■ **Records to use**
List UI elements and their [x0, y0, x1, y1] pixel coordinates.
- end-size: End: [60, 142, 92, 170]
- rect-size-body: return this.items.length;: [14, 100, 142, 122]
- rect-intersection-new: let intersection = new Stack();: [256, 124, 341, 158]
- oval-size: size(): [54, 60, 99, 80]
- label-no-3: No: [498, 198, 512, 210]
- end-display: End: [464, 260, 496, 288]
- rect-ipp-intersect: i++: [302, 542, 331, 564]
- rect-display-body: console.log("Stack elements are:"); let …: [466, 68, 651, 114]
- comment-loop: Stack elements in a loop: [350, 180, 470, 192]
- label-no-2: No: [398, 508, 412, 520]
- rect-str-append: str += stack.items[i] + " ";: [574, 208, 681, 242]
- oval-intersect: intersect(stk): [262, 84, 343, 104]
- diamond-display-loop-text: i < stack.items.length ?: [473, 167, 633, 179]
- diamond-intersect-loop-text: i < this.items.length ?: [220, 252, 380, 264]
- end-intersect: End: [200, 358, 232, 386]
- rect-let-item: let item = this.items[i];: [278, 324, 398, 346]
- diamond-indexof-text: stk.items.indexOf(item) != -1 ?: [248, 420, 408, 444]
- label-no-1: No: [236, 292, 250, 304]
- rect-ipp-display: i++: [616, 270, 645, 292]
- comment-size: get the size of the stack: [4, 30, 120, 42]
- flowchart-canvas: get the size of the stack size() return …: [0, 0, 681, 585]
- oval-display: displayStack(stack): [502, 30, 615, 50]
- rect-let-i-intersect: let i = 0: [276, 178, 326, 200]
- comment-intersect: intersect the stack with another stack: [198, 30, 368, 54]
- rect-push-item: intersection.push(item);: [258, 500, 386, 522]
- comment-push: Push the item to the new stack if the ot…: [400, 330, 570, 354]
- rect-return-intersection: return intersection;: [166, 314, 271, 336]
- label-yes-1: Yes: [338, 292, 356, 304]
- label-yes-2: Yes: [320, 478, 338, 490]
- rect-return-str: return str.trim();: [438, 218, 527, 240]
* * *
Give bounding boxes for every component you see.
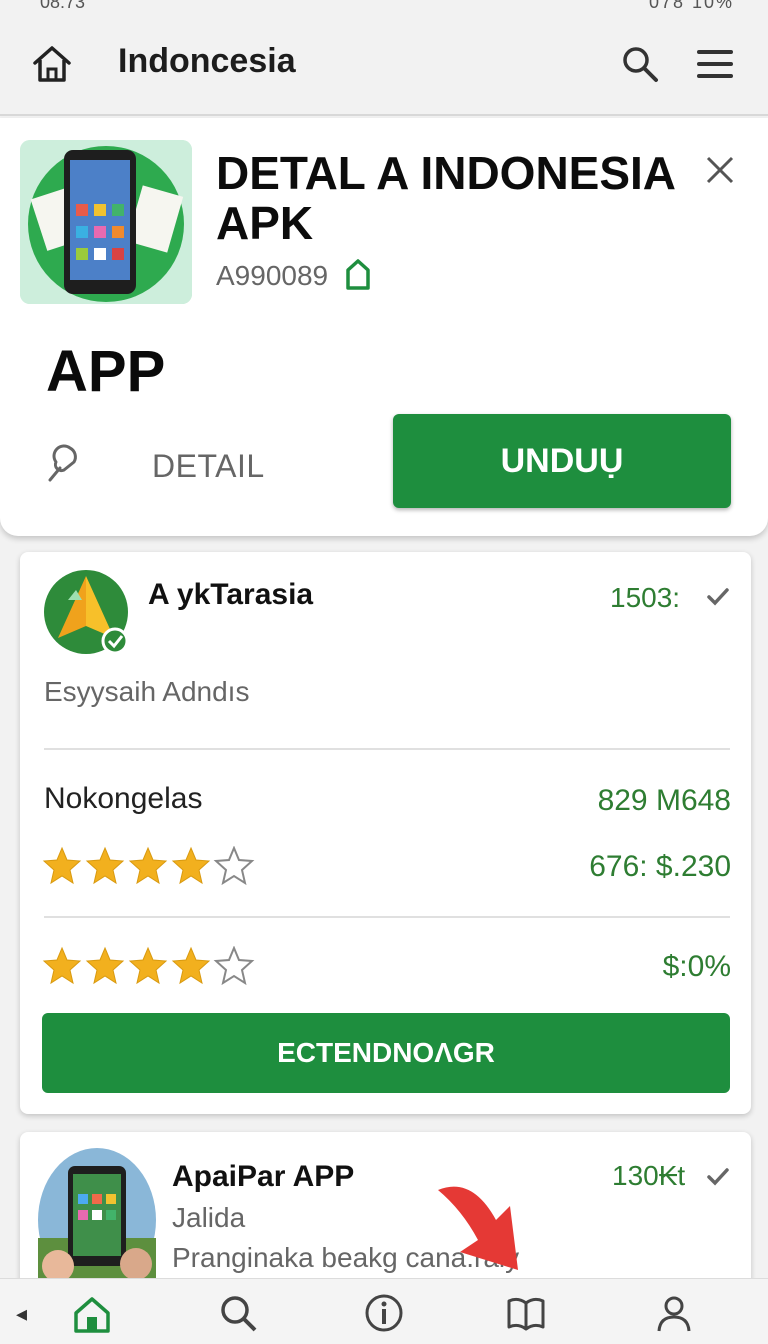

■ **Given task**
Copy out everything from the line containing "List UI elements" down to the line containing "- end-display: End: [464, 260, 496, 288]", both included, without changing anything.

■ **Output of the task**
List UI elements and their [x0, y0, x1, y1] pixel coordinates.
- end-size: End: [60, 142, 92, 170]
- rect-size-body: return this.items.length;: [14, 100, 142, 122]
- rect-intersection-new: let intersection = new Stack();: [256, 124, 341, 158]
- oval-size: size(): [54, 60, 99, 80]
- label-no-3: No: [498, 198, 512, 210]
- end-display: End: [464, 260, 496, 288]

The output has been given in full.